# あなたの課題
以下のすべての項目の各行を、一字一句変えずに書き写してください。画像は答えに含めないでください。

....

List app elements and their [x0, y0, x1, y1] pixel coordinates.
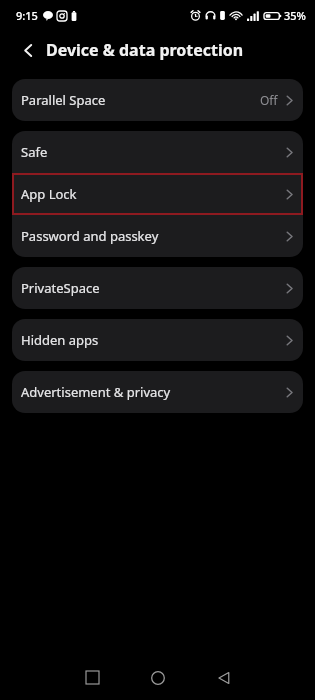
button[interactable]: Password and passkey	[12, 215, 303, 257]
button[interactable]: App Lock	[12, 173, 303, 215]
staticText: PrivateSpace	[21, 279, 100, 297]
button[interactable]: Back	[201, 655, 247, 700]
button[interactable]: PrivateSpace	[12, 267, 303, 309]
button[interactable]: Parallel Space	[12, 79, 303, 121]
staticText: Off	[260, 92, 278, 108]
staticText: 9:15	[16, 8, 38, 23]
staticText: Device & data protection	[46, 39, 244, 61]
button[interactable]: Safe	[12, 131, 303, 173]
staticText: Parallel Space	[21, 91, 106, 109]
button[interactable]: Home	[135, 655, 181, 700]
staticText: Advertisement & privacy	[21, 383, 171, 401]
staticText: App Lock	[21, 185, 77, 203]
button[interactable]: Advertisement & privacy	[12, 371, 303, 413]
button[interactable]: Recents	[69, 655, 115, 700]
button[interactable]: Back	[14, 36, 43, 65]
staticText: Safe	[21, 143, 48, 161]
staticText: Hidden apps	[21, 331, 99, 349]
staticText: 35%	[284, 8, 306, 23]
staticText: Password and passkey	[21, 227, 159, 245]
button[interactable]: Hidden apps	[12, 319, 303, 361]
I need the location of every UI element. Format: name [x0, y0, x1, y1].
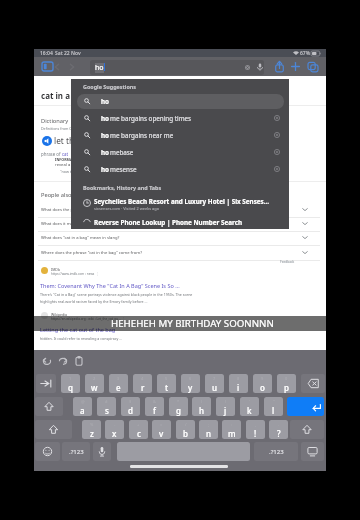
- button[interactable]: ;: [199, 420, 218, 439]
- button[interactable]: $: [121, 397, 140, 416]
- staticText: r: [141, 382, 145, 393]
- staticText: Sat 22 Nov: [55, 50, 81, 57]
- button[interactable]: What does "cat in a bag" mean in slang?: [38, 231, 320, 245]
- button[interactable]: Where does the phrase "cat in the bag" c…: [38, 246, 320, 260]
- staticText: c: [137, 428, 141, 439]
- button[interactable]: Back: [52, 62, 62, 72]
- button[interactable]: Tab: [36, 374, 56, 393]
- button[interactable]: What does the phrase "cat in a bag" mean…: [38, 203, 320, 217]
- staticText: 9: [261, 376, 264, 381]
- button[interactable]: Voice search: [257, 63, 263, 71]
- button[interactable]: 8: [229, 374, 248, 393]
- button[interactable]: Paste: [74, 356, 84, 366]
- button[interactable]: Reverse Phone Lookup | Phone Number Sear…: [77, 217, 284, 228]
- button[interactable]: -: [105, 420, 124, 439]
- button[interactable]: Seychelles Beach Resort and Luxury Hotel…: [77, 196, 284, 215]
- staticText: 8: [237, 376, 240, 381]
- staticText: s: [105, 405, 109, 416]
- button[interactable]: =: [152, 420, 171, 439]
- button[interactable]: %: [82, 420, 101, 439]
- staticText: 2: [93, 376, 96, 381]
- button[interactable]: ho: [77, 128, 284, 143]
- button[interactable]: @: [73, 397, 92, 416]
- button[interactable]: Clear text: [245, 65, 250, 70]
- button[interactable]: 3: [109, 374, 128, 393]
- button[interactable]: Show sidebar: [42, 62, 53, 71]
- staticText: There's "Cat in a Bag" scene portrays vi…: [40, 292, 193, 297]
- staticText: x: [112, 428, 117, 439]
- button[interactable]: Return: [287, 397, 324, 416]
- button[interactable]: Backspace: [301, 374, 325, 393]
- button[interactable]: Shift: [290, 420, 324, 439]
- button[interactable]: +: [129, 420, 148, 439]
- button[interactable]: 1: [61, 374, 80, 393]
- button[interactable]: 7: [205, 374, 224, 393]
- staticText: cat in a bag: [41, 90, 87, 101]
- button[interactable]: ho: [77, 111, 284, 126]
- button[interactable]: Emoji: [35, 442, 60, 461]
- staticText: 16:04: [40, 50, 53, 57]
- button[interactable]: ho: [90, 60, 264, 75]
- staticText: "now that show has let the cat out of th…: [60, 169, 142, 174]
- staticText: ho: [95, 63, 104, 73]
- button[interactable]: *: [169, 397, 188, 416]
- staticText: Seychelles Beach Resort and Luxury Hotel…: [94, 197, 270, 206]
- staticText: What does "cat in a bag" mean in slang?: [41, 235, 120, 241]
- button[interactable]: #: [97, 397, 116, 416]
- staticText: y: [188, 382, 193, 393]
- staticText: me bargains near me: [110, 131, 174, 140]
- staticText: let the cat out of the bag: [54, 135, 150, 146]
- button[interactable]: ': [240, 397, 259, 416]
- staticText: u: [212, 382, 218, 393]
- button[interactable]: &: [145, 397, 164, 416]
- button[interactable]: 0: [277, 374, 296, 393]
- staticText: ho: [101, 148, 110, 157]
- button[interactable]: Caps lock: [35, 397, 63, 416]
- button[interactable]: ho: [77, 145, 284, 160]
- staticText: e: [116, 382, 121, 393]
- button[interactable]: Dictate: [93, 442, 111, 461]
- button[interactable]: ho: [77, 162, 284, 177]
- staticText: g: [176, 405, 181, 416]
- button[interactable]: (: [192, 397, 211, 416]
- staticText: .?123: [69, 448, 84, 456]
- button[interactable]: 6: [181, 374, 200, 393]
- button[interactable]: Show tabs: [308, 62, 318, 72]
- staticText: What does it mean to let the cat out of …: [41, 221, 135, 227]
- staticText: !: [254, 428, 257, 439]
- staticText: %: [90, 422, 94, 427]
- button[interactable]: :: [222, 420, 241, 439]
- staticText: o: [260, 382, 265, 393]
- button[interactable]: ): [216, 397, 235, 416]
- button[interactable]: .?123: [62, 442, 90, 461]
- staticText: z: [90, 428, 94, 439]
- button[interactable]: Undo: [42, 356, 52, 366]
- button[interactable]: 5: [157, 374, 176, 393]
- button[interactable]: Redo: [58, 356, 68, 366]
- button[interactable]: /: [176, 420, 195, 439]
- staticText: t: [165, 382, 169, 393]
- button[interactable]: 4: [133, 374, 152, 393]
- button[interactable]: ,: [246, 420, 265, 439]
- button[interactable]: Shift: [35, 420, 72, 439]
- button[interactable]: 9: [253, 374, 272, 393]
- button[interactable]: Share: [275, 61, 284, 72]
- button[interactable]: .: [269, 420, 288, 439]
- staticText: ho: [101, 131, 110, 140]
- button[interactable]: 2: [85, 374, 104, 393]
- button[interactable]: New tab: [291, 62, 300, 71]
- button[interactable]: ": [264, 397, 283, 416]
- button[interactable]: What does it mean to let the cat out of …: [38, 217, 320, 231]
- button[interactable]: .?123: [254, 442, 298, 461]
- button[interactable]: ho: [77, 94, 284, 109]
- staticText: 67%: [300, 50, 311, 57]
- button[interactable]: Hide keyboard: [301, 442, 324, 461]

....

# 解答は以下
List app elements and their [x0, y0, x1, y1] pixel coordinates.
button[interactable]: Password and passkey	[12, 215, 303, 257]
button[interactable]: App Lock	[12, 173, 303, 215]
staticText: PrivateSpace	[21, 279, 100, 297]
button[interactable]: Back	[201, 655, 247, 700]
button[interactable]: PrivateSpace	[12, 267, 303, 309]
button[interactable]: Parallel Space	[12, 79, 303, 121]
staticText: Off	[260, 92, 278, 108]
staticText: 9:15	[16, 8, 38, 23]
staticText: Device & data protection	[46, 39, 244, 61]
button[interactable]: Safe	[12, 131, 303, 173]
staticText: Parallel Space	[21, 91, 106, 109]
button[interactable]: Home	[135, 655, 181, 700]
staticText: Advertisement & privacy	[21, 383, 171, 401]
staticText: App Lock	[21, 185, 77, 203]
button[interactable]: Advertisement & privacy	[12, 371, 303, 413]
button[interactable]: Recents	[69, 655, 115, 700]
button[interactable]: Back	[14, 36, 43, 65]
staticText: Safe	[21, 143, 48, 161]
staticText: Hidden apps	[21, 331, 99, 349]
staticText: 35%	[284, 8, 306, 23]
staticText: Password and passkey	[21, 227, 159, 245]
button[interactable]: Hidden apps	[12, 319, 303, 361]
I need the location of every UI element. Format: name [x0, y0, x1, y1].
- button[interactable]: ;: [199, 420, 218, 439]
- button[interactable]: $: [121, 397, 140, 416]
- staticText: r: [141, 382, 145, 393]
- staticText: Sat 22 Nov: [55, 50, 81, 57]
- button[interactable]: What does "cat in a bag" mean in slang?: [38, 231, 320, 245]
- button[interactable]: Where does the phrase "cat in the bag" c…: [38, 246, 320, 260]
- staticText: c: [137, 428, 141, 439]
- button[interactable]: Back: [52, 62, 62, 72]
- button[interactable]: Tab: [36, 374, 56, 393]
- button[interactable]: What does the phrase "cat in a bag" mean…: [38, 203, 320, 217]
- staticText: 9: [261, 376, 264, 381]
- button[interactable]: Voice search: [257, 63, 263, 71]
- button[interactable]: 8: [229, 374, 248, 393]
- button[interactable]: Paste: [74, 356, 84, 366]
- button[interactable]: Reverse Phone Lookup | Phone Number Sear…: [77, 217, 284, 228]
- button[interactable]: -: [105, 420, 124, 439]
- button[interactable]: Seychelles Beach Resort and Luxury Hotel…: [77, 196, 284, 215]
- staticText: 8: [237, 376, 240, 381]
- staticText: s: [105, 405, 109, 416]
- button[interactable]: =: [152, 420, 171, 439]
- button[interactable]: %: [82, 420, 101, 439]
- staticText: 2: [93, 376, 96, 381]
- button[interactable]: ho: [77, 128, 284, 143]
- button[interactable]: @: [73, 397, 92, 416]
- button[interactable]: Clear text: [245, 65, 250, 70]
- button[interactable]: 3: [109, 374, 128, 393]
- button[interactable]: Show sidebar: [42, 62, 53, 71]
- staticText: There's "Cat in a Bag" scene portrays vi…: [40, 292, 193, 297]
- staticText: x: [112, 428, 117, 439]
- button[interactable]: Return: [287, 397, 324, 416]
- button[interactable]: Backspace: [301, 374, 325, 393]
- button[interactable]: Shift: [290, 420, 324, 439]
- button[interactable]: +: [129, 420, 148, 439]
- button[interactable]: 1: [61, 374, 80, 393]
- button[interactable]: 7: [205, 374, 224, 393]
- staticText: cat in a bag: [41, 90, 87, 101]
- button[interactable]: ho: [77, 111, 284, 126]
- button[interactable]: Emoji: [35, 442, 60, 461]
- staticText: 16:04: [40, 50, 53, 57]
- button[interactable]: ho: [90, 60, 264, 75]
- staticText: "now that show has let the cat out of th…: [60, 169, 142, 174]
- staticText: ho: [95, 63, 104, 73]
- button[interactable]: *: [169, 397, 188, 416]
- staticText: Seychelles Beach Resort and Luxury Hotel…: [94, 197, 270, 206]
- staticText: What does "cat in a bag" mean in slang?: [41, 235, 120, 241]
- button[interactable]: #: [97, 397, 116, 416]
- staticText: y: [188, 382, 193, 393]
- staticText: me bargains near me: [110, 131, 174, 140]
- staticText: let the cat out of the bag: [54, 135, 150, 146]
- button[interactable]: ': [240, 397, 259, 416]
- staticText: u: [212, 382, 218, 393]
- button[interactable]: &: [145, 397, 164, 416]
- button[interactable]: 0: [277, 374, 296, 393]
- staticText: ho: [101, 148, 110, 157]
- button[interactable]: Caps lock: [35, 397, 63, 416]
- button[interactable]: ho: [77, 145, 284, 160]
- staticText: e: [116, 382, 121, 393]
- button[interactable]: Dictate: [93, 442, 111, 461]
- button[interactable]: ho: [77, 162, 284, 177]
- staticText: g: [176, 405, 181, 416]
- button[interactable]: (: [192, 397, 211, 416]
- staticText: .?123: [69, 448, 84, 456]
- button[interactable]: 6: [181, 374, 200, 393]
- button[interactable]: Show tabs: [308, 62, 318, 72]
- staticText: What does it mean to let the cat out of …: [41, 221, 135, 227]
- staticText: !: [254, 428, 257, 439]
- staticText: %: [90, 422, 94, 427]
- button[interactable]: :: [222, 420, 241, 439]
- staticText: o: [260, 382, 265, 393]
- button[interactable]: ): [216, 397, 235, 416]
- button[interactable]: .?123: [62, 442, 90, 461]
- staticText: z: [90, 428, 94, 439]
- button[interactable]: Undo: [42, 356, 52, 366]
- button[interactable]: 5: [157, 374, 176, 393]
- button[interactable]: Redo: [58, 356, 68, 366]
- button[interactable]: /: [176, 420, 195, 439]
- staticText: t: [165, 382, 169, 393]
- button[interactable]: 4: [133, 374, 152, 393]
- button[interactable]: ,: [246, 420, 265, 439]
- button[interactable]: Shift: [35, 420, 72, 439]
- button[interactable]: 9: [253, 374, 272, 393]
- button[interactable]: Share: [275, 61, 284, 72]
- button[interactable]: .: [269, 420, 288, 439]
- staticText: ho: [101, 131, 110, 140]
- button[interactable]: 2: [85, 374, 104, 393]
- button[interactable]: New tab: [291, 62, 300, 71]
- button[interactable]: ": [264, 397, 283, 416]
- button[interactable]: What does it mean to let the cat out of …: [38, 217, 320, 231]
- button[interactable]: .?123: [254, 442, 298, 461]
- button[interactable]: ho: [77, 94, 284, 109]
- staticText: 67%: [300, 50, 311, 57]
- button[interactable]: Hide keyboard: [301, 442, 324, 461]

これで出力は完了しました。